Copy every record exactly, and keep the pictures out.
-- Start Records for processing --
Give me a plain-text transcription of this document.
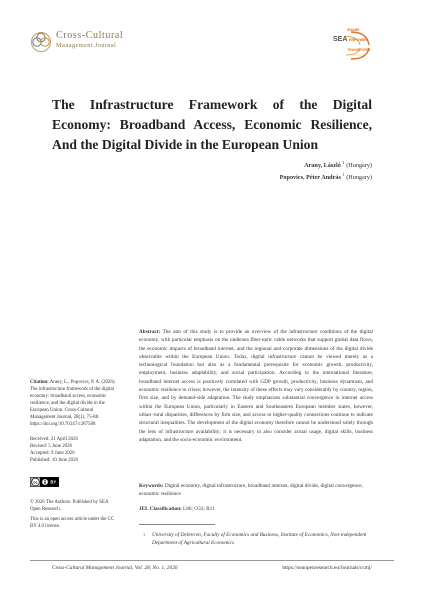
Cross-Cultural
Management Journal
SHARE
SEA EMPOWER
TRANSFORM
The Infrastructure Framework of the Digital Economy: Broadband Access, Economic Resilience, And the Digital Divide in the European Union
Arany, László $^1$ (Hungary)
Popovics, Péter András $^1$ (Hungary)
Abstract: The aim of this study is to provide an overview of the infrastructure conditions of the digital economy, with particular emphasis on the undersea fiber-optic cable networks that support global data flows, the economic impacts of broadband internet, and the regional and corporate dimensions of the digital divide observable within the European Union. Today, digital infrastructure cannot be viewed merely as a technological foundation but also as a fundamental prerequisite for economic growth, productivity, employment, business adaptability, and social participation. According to the international literature, broadband internet access is positively correlated with GDP growth, productivity, business dynamism, and economic resilience to crises; however, the intensity of these effects may vary considerably by country, region, firm size, and by demand-side adaptation. The study emphasizes substantial convergence in internet access within the European Union, particularly in Eastern and Southeastern European member states, however, urban–rural disparities, differences by firm size, and access to higher-quality connections continue to indicate structural inequalities. The development of the digital economy therefore cannot be understood solely through the lens of infrastructure availability; it is necessary to also consider actual usage, digital skills, business adaptation, and the socio-economic environment.
Keywords: Digital economy, digital infrastructure, broadband internet, digital divide, digital convergence, economic resilience
JEL Classification: L86; O33; R11
1	University of Debrecen, Faculty of Economics and Business, Institute of Economics, Non-independent Department of Agricultural Economics
Citation: Arany, L., Popovics, P. A. (2026). The infrastructure framework of the digital economy: broadband access, economic resilience, and the digital divide in the European Union. Cross-Cultural Management Journal, 28(1), 75-88. https://doi.org/10.70147/c287588
Received: 21 April 2026
Revised: 5 June 2026
Accepted: 9 June 2026
Published: 10 June 2026
cc	BY
© 2026 The Authors. Published by SEA Open Research.
This is an open access article under the CC BY 4.0 license.
Cross-Cultural Management Journal, Vol. 28, No. 1, 2026	https://seaopenresearch.eu/Journals/ccmj/
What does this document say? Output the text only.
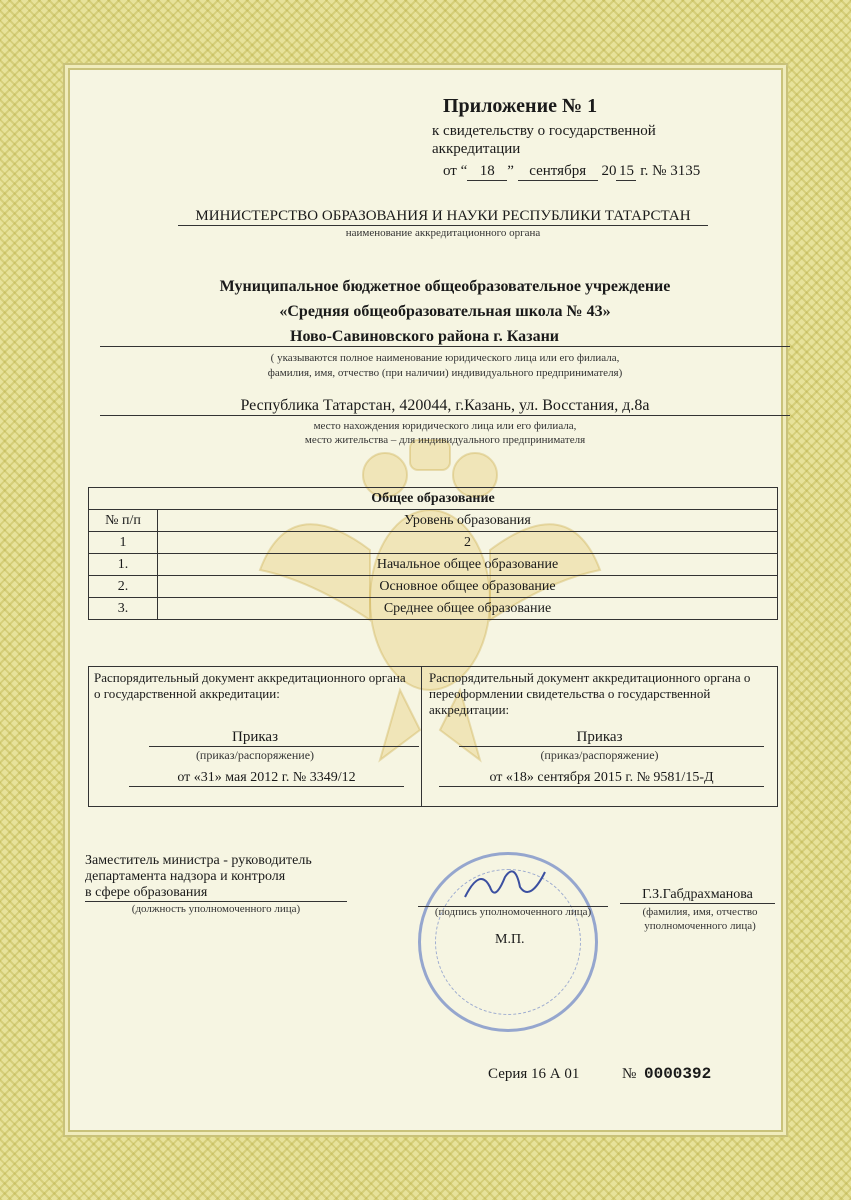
Приложение № 1
к свидетельству о государственной
аккредитации
от “ 18 ” сентября 20 15 г. № 3135
МИНИСТЕРСТВО ОБРАЗОВАНИЯ И НАУКИ РЕСПУБЛИКИ ТАТАРСТАН
наименование аккредитационного органа
Муниципальное бюджетное общеобразовательное учреждение
«Средняя общеобразовательная школа № 43»
Ново-Савиновского района г. Казани
( указываются полное наименование юридического лица или его филиала,
фамилия, имя, отчество (при наличии) индивидуального предпринимателя)
Республика Татарстан, 420044, г.Казань, ул. Восстания, д.8а
место нахождения юридического лица или его филиала,
место жительства – для индивидуального предпринимателя
Общее образование	
№ п/п	Уровень образования
1	2
1.	Начальное общее образование
2.	Основное общее образование
3.	Среднее общее образование
Распорядительный документ аккредитационного органа о государственной аккредитации:
Приказ
(приказ/распоряжение)
от «31» мая 2012 г. № 3349/12
Распорядительный документ аккредитационного органа о переоформлении свидетельства о государственной аккредитации:
Приказ
(приказ/распоряжение)
от «18» сентября 2015 г. № 9581/15-Д
Заместитель министра - руководитель
департамента надзора и контроля
в сфере образования
(должность уполномоченного лица)	(подпись уполномоченного лица)
М.П.
Г.З.Габдрахманова
(фамилия, имя, отчество
уполномоченного лица)
Серия 16 А 01	№ 0000392
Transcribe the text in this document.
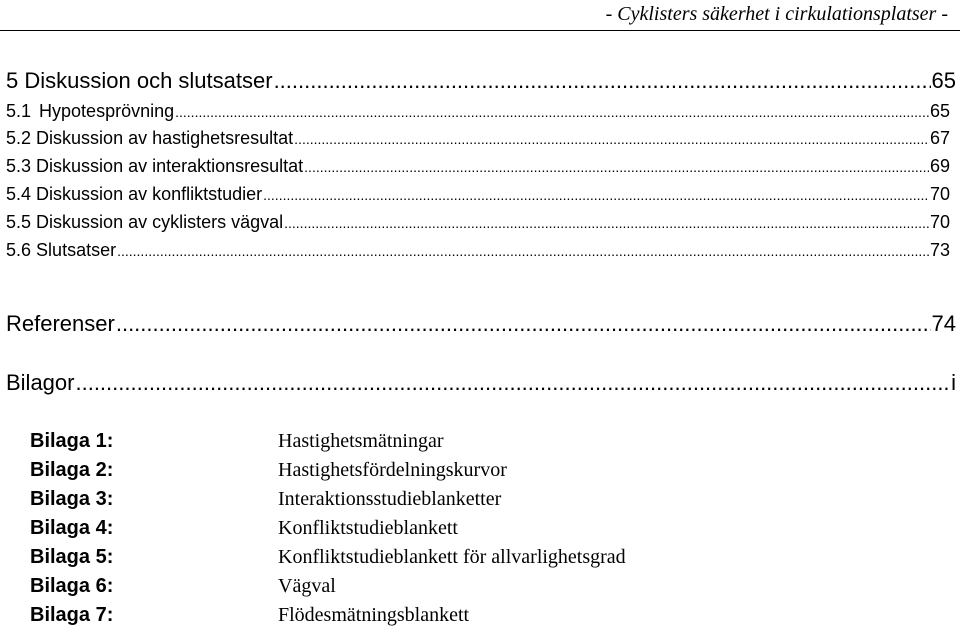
- Cyklisters säkerhet i cirkulationsplatser -
5 Diskussion och slutsatser .....	65
5.1 Hypotesprövning .....	65
5.2 Diskussion av hastighetsresultat .....	67
5.3 Diskussion av interaktionsresultat .....	69
5.4 Diskussion av konfliktstudier .....	70
5.5 Diskussion av cyklisters vägval .....	70
5.6 Slutsatser .....	73
Referenser .....	74
Bilagor .....	i
Bilaga 1:	Hastighetsmätningar
Bilaga 2:	Hastighetsfördelningskurvor
Bilaga 3:	Interaktionsstudieblanketter
Bilaga 4:	Konfliktstudieblankett
Bilaga 5:	Konfliktstudieblankett för allvarlighetsgrad
Bilaga 6:	Vägval
Bilaga 7:	Flödesmätningsblankett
-- End Records for processing --
● Exercise response
Give me a plain-text transcription of this document.
Cross-Cultural
Management Journal
SHARE
SEA EMPOWER
TRANSFORM
The Infrastructure Framework of the Digital Economy: Broadband Access, Economic Resilience, And the Digital Divide in the European Union
Arany, László $^1$ (Hungary)
Popovics, Péter András $^1$ (Hungary)
Abstract: The aim of this study is to provide an overview of the infrastructure conditions of the digital economy, with particular emphasis on the undersea fiber-optic cable networks that support global data flows, the economic impacts of broadband internet, and the regional and corporate dimensions of the digital divide observable within the European Union. Today, digital infrastructure cannot be viewed merely as a technological foundation but also as a fundamental prerequisite for economic growth, productivity, employment, business adaptability, and social participation. According to the international literature, broadband internet access is positively correlated with GDP growth, productivity, business dynamism, and economic resilience to crises; however, the intensity of these effects may vary considerably by country, region, firm size, and by demand-side adaptation. The study emphasizes substantial convergence in internet access within the European Union, particularly in Eastern and Southeastern European member states, however, urban–rural disparities, differences by firm size, and access to higher-quality connections continue to indicate structural inequalities. The development of the digital economy therefore cannot be understood solely through the lens of infrastructure availability; it is necessary to also consider actual usage, digital skills, business adaptation, and the socio-economic environment.
Keywords: Digital economy, digital infrastructure, broadband internet, digital divide, digital convergence, economic resilience
JEL Classification: L86; O33; R11
1	University of Debrecen, Faculty of Economics and Business, Institute of Economics, Non-independent Department of Agricultural Economics
Citation: Arany, L., Popovics, P. A. (2026). The infrastructure framework of the digital economy: broadband access, economic resilience, and the digital divide in the European Union. Cross-Cultural Management Journal, 28(1), 75-88. https://doi.org/10.70147/c287588
Received: 21 April 2026
Revised: 5 June 2026
Accepted: 9 June 2026
Published: 10 June 2026
cc	BY
© 2026 The Authors. Published by SEA Open Research.
This is an open access article under the CC BY 4.0 license.
Cross-Cultural Management Journal, Vol. 28, No. 1, 2026	https://seaopenresearch.eu/Journals/ccmj/
What does this document say? Output the text only.
Приложение № 1
к свидетельству о государственной
аккредитации
от “ 18 ” сентября 20 15 г. № 3135
МИНИСТЕРСТВО ОБРАЗОВАНИЯ И НАУКИ РЕСПУБЛИКИ ТАТАРСТАН
наименование аккредитационного органа
Муниципальное бюджетное общеобразовательное учреждение
«Средняя общеобразовательная школа № 43»
Ново-Савиновского района г. Казани
( указываются полное наименование юридического лица или его филиала,
фамилия, имя, отчество (при наличии) индивидуального предпринимателя)
Республика Татарстан, 420044, г.Казань, ул. Восстания, д.8а
место нахождения юридического лица или его филиала,
место жительства – для индивидуального предпринимателя
Общее образование	
№ п/п	Уровень образования
1	2
1.	Начальное общее образование
2.	Основное общее образование
3.	Среднее общее образование
Распорядительный документ аккредитационного органа о государственной аккредитации:
Приказ
(приказ/распоряжение)
от «31» мая 2012 г. № 3349/12
Распорядительный документ аккредитационного органа о переоформлении свидетельства о государственной аккредитации:
Приказ
(приказ/распоряжение)
от «18» сентября 2015 г. № 9581/15-Д
Заместитель министра - руководитель
департамента надзора и контроля
в сфере образования
(должность уполномоченного лица)	(подпись уполномоченного лица)
М.П.
Г.З.Габдрахманова
(фамилия, имя, отчество
уполномоченного лица)
Серия 16 А 01	№ 0000392
Transcribe the text in this document.
- Cyklisters säkerhet i cirkulationsplatser -
5 Diskussion och slutsatser .....	65
5.1 Hypotesprövning .....	65
5.2 Diskussion av hastighetsresultat .....	67
5.3 Diskussion av interaktionsresultat .....	69
5.4 Diskussion av konfliktstudier .....	70
5.5 Diskussion av cyklisters vägval .....	70
5.6 Slutsatser .....	73
Referenser .....	74
Bilagor .....	i
Bilaga 1:	Hastighetsmätningar
Bilaga 2:	Hastighetsfördelningskurvor
Bilaga 3:	Interaktionsstudieblanketter
Bilaga 4:	Konfliktstudieblankett
Bilaga 5:	Konfliktstudieblankett för allvarlighetsgrad
Bilaga 6:	Vägval
Bilaga 7:	Flödesmätningsblankett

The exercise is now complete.